───── Pasaje seleccionado
Cosas que pasanAlfonso Ussía

Protocolo de San Jaime

Ayer mencionaba una anécdota de Pujol. Hoy, para sonreír un poco, voy a narrar dos, relacionadas con el protocolo gastronómico nacionalista

Actualizada 01:25

El Palacio de la Generalidad, sito en el corazón del distrito de Ciudad Vieja de Barcelona, en la plaza de San Jaime, es un bello edificio gótico, cuya construcción se inició en 1400 y fue inaugurado en 1619. Se ubica enfrentado al Ayuntamiento de Barcelona. Su interior es sinuoso y desconcertante, consecuencia de su construcción en tres siglos diferentes, por cuanto 1.400 no es el primer año del siglo XV, sino el último del XIV.
Ayer mencionaba una anécdota de Pujol. Hoy, para sonreír un poco, voy a narrar dos, relacionadas con el protocolo gastronómico nacionalista.
ABC proyectó afianzar su presencia en Cataluña. Era presidente de Prensa Española el viejo Patrón, Guillermo Luca de Tena, y su Director, Luis María Anson, sin acento en la «o», como a Luis María le gusta. Pujol, algo escamado, quiso saber del proyecto y organizó en el Palacio de San Jaime una comida al respecto. Los invitados: Guillermo y Catalina Luca de Tena, Luis María Anson, el Delegado de ABC en Cataluña, Tomás Cuesta, Antonio Mingote y el arriba firmante.
──────────
───── Datos de entrada
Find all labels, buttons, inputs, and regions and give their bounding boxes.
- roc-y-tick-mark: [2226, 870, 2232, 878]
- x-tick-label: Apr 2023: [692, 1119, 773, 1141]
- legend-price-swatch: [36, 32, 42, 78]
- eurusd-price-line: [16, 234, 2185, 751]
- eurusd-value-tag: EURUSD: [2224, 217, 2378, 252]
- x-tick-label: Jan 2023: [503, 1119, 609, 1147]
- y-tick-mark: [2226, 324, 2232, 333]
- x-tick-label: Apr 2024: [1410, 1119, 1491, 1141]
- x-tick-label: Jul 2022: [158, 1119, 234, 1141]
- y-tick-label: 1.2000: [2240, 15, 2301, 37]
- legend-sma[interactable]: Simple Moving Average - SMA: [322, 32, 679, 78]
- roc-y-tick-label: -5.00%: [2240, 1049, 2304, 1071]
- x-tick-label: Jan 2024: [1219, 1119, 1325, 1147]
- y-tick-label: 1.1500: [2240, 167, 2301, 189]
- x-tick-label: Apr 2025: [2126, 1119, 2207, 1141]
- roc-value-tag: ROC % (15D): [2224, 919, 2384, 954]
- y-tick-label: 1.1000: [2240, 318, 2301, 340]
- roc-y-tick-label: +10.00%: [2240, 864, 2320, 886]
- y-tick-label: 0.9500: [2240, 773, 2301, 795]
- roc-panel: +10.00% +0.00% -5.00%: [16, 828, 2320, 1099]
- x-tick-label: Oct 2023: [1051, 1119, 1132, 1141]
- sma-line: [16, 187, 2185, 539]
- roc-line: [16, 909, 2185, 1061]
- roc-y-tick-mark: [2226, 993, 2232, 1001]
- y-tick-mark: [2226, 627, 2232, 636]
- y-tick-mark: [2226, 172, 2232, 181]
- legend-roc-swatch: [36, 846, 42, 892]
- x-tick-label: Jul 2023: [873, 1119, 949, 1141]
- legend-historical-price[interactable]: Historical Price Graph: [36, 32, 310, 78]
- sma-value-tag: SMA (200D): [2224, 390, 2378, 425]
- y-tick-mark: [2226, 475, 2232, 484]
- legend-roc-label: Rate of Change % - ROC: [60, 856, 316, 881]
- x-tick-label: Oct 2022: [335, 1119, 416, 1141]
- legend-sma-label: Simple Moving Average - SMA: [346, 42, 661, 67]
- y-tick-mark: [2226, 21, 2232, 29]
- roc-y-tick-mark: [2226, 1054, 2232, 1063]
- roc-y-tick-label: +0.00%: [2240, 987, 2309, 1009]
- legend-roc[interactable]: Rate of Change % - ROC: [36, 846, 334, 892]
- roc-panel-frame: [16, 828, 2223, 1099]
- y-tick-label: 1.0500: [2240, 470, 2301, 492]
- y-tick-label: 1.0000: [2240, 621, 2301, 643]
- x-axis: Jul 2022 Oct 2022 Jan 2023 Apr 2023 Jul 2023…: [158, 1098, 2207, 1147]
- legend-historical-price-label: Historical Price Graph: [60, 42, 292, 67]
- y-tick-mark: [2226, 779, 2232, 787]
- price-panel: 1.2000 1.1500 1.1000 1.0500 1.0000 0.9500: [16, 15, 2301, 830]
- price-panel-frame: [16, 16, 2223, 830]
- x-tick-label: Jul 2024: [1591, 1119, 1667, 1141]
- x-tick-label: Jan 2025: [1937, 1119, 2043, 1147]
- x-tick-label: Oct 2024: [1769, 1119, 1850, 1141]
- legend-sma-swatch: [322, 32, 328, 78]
──────────
* [Problemas]
a) Transcribe íntegro y sin ningún cambio el texto sobre el protocolo de San Jaime.
b) Extrae sin cambios las entradas, empezando por la primera y siguiendo hasta la línea que contiene "- x-tick-label: Apr 2024: [1410, 1119, 1491, 1141]", ambas incluidas.

* [Resultados por tarea]
a)
Cosas que pasanAlfonso Ussía

Protocolo de San Jaime

Ayer mencionaba una anécdota de Pujol. Hoy, para sonreír un poco, voy a narrar dos, relacionadas con el protocolo gastronómico nacionalista

Actualizada 01:25

El Palacio de la Generalidad, sito en el corazón del distrito de Ciudad Vieja de Barcelona, en la plaza de San Jaime, es un bello edificio gótico, cuya construcción se inició en 1400 y fue inaugurado en 1619. Se ubica enfrentado al Ayuntamiento de Barcelona. Su interior es sinuoso y desconcertante, consecuencia de su construcción en tres siglos diferentes, por cuanto 1.400 no es el primer año del siglo XV, sino el último del XIV.
Ayer mencionaba una anécdota de Pujol. Hoy, para sonreír un poco, voy a narrar dos, relacionadas con el protocolo gastronómico nacionalista.
ABC proyectó afianzar su presencia en Cataluña. Era presidente de Prensa Española el viejo Patrón, Guillermo Luca de Tena, y su Director, Luis María Anson, sin acento en la «o», como a Luis María le gusta. Pujol, algo escamado, quiso saber del proyecto y organizó en el Palacio de San Jaime una comida al respecto. Los invitados: Guillermo y Catalina Luca de Tena, Luis María Anson, el Delegado de ABC en Cataluña, Tomás Cuesta, Antonio Mingote y el arriba firmante.

b)
Find all labels, buttons, inputs, and regions and give their bounding boxes.
- roc-y-tick-mark: [2226, 870, 2232, 878]
- x-tick-label: Apr 2023: [692, 1119, 773, 1141]
- legend-price-swatch: [36, 32, 42, 78]
- eurusd-price-line: [16, 234, 2185, 751]
- eurusd-value-tag: EURUSD: [2224, 217, 2378, 252]
- x-tick-label: Jan 2023: [503, 1119, 609, 1147]
- y-tick-mark: [2226, 324, 2232, 333]
- x-tick-label: Apr 2024: [1410, 1119, 1491, 1141]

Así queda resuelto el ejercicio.